• [Dataset records]
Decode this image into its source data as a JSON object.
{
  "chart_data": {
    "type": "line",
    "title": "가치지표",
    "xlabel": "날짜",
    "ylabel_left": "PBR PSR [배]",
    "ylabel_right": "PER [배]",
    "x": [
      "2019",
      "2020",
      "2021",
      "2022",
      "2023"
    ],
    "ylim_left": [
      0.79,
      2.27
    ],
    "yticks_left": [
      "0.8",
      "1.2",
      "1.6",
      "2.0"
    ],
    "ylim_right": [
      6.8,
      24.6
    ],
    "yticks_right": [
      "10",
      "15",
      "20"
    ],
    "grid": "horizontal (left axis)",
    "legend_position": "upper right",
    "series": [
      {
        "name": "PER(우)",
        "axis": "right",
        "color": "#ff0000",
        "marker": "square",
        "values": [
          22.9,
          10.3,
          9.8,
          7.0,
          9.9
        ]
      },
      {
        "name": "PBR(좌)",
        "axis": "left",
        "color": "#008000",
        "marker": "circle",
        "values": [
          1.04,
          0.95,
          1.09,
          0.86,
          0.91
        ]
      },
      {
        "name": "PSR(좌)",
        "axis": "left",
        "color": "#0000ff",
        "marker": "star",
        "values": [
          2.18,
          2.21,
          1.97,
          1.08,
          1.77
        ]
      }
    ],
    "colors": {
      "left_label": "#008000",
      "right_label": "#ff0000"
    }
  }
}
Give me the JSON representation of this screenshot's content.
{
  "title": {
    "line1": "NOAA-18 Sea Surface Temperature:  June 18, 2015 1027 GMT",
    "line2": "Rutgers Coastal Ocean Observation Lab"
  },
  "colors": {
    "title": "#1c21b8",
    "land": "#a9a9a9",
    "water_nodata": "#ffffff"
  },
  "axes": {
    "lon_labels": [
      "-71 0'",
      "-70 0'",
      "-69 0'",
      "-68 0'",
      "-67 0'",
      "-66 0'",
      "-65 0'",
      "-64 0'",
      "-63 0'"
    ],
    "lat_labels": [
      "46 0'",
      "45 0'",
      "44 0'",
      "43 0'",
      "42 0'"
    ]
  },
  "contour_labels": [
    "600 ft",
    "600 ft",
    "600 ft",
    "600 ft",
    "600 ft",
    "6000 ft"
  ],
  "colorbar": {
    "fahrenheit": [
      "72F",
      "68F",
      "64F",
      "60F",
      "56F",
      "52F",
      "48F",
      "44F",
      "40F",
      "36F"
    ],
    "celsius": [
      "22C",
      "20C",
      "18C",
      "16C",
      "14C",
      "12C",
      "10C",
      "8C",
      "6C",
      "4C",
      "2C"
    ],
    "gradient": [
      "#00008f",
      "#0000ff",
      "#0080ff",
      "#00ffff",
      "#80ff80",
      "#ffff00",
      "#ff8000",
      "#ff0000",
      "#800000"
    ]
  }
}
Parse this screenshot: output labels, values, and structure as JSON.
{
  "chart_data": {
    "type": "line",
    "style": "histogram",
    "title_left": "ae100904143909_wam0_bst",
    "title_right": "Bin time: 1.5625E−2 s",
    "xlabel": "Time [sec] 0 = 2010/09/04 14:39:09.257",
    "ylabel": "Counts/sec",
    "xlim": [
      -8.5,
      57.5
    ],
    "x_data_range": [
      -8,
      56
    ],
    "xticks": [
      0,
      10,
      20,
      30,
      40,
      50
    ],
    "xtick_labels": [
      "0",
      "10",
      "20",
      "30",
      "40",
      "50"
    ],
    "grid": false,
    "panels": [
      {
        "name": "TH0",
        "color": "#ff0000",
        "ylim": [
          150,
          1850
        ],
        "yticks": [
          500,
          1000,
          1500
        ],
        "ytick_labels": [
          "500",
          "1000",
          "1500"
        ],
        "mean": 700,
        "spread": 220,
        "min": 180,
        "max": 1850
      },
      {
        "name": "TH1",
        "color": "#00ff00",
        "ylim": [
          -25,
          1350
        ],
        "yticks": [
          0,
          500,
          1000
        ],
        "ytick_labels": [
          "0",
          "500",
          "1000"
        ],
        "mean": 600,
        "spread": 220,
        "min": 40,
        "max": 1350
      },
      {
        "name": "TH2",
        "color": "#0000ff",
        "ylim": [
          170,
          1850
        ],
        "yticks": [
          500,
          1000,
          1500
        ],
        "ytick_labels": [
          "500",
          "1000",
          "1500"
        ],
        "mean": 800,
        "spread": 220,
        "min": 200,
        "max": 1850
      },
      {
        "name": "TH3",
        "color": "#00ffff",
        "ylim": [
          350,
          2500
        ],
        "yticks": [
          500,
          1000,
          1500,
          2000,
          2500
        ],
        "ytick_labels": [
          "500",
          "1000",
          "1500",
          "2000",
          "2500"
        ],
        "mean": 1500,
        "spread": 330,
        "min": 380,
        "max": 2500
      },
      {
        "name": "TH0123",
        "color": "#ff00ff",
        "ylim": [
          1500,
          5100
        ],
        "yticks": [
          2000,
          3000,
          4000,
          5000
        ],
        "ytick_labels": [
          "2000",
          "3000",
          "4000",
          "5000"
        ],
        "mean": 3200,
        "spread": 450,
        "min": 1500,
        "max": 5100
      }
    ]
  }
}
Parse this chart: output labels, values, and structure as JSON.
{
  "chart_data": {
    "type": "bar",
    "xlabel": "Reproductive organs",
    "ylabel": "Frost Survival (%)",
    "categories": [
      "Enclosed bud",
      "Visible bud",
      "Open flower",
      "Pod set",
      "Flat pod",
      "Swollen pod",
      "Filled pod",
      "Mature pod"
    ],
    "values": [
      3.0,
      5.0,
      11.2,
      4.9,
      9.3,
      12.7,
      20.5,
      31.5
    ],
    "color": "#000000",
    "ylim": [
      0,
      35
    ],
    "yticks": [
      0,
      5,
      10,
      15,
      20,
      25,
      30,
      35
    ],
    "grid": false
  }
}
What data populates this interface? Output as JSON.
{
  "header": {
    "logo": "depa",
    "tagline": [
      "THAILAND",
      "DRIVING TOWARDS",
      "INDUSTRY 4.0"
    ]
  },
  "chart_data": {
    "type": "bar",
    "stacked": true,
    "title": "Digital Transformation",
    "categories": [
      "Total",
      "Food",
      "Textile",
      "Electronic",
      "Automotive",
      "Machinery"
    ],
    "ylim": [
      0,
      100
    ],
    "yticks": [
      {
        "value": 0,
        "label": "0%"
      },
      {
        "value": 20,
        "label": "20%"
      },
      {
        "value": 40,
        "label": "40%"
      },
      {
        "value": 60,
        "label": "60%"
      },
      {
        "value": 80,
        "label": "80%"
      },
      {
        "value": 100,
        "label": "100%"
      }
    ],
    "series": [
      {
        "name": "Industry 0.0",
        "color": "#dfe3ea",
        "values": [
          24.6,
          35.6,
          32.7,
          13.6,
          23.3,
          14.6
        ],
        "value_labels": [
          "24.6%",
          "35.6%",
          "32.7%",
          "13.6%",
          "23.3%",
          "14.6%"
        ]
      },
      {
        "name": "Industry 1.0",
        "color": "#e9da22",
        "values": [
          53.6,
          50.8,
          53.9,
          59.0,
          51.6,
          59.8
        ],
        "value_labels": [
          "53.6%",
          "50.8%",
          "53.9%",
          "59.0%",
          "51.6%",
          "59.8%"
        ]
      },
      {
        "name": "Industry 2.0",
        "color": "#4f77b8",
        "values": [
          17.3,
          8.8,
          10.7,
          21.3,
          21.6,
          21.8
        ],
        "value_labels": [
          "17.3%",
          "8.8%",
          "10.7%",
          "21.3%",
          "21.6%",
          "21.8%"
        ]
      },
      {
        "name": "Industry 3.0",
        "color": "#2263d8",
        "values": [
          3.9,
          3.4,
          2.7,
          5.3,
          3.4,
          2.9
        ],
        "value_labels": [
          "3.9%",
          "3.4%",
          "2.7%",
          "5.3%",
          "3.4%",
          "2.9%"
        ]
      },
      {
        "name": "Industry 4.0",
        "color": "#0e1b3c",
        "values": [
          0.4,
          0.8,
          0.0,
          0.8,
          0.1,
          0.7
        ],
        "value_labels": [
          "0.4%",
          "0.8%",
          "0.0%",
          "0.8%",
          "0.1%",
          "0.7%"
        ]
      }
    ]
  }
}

• [Exercise goal] Answer with one number: how many lines of the entries above include the word "marker".

• [Exercise result] 3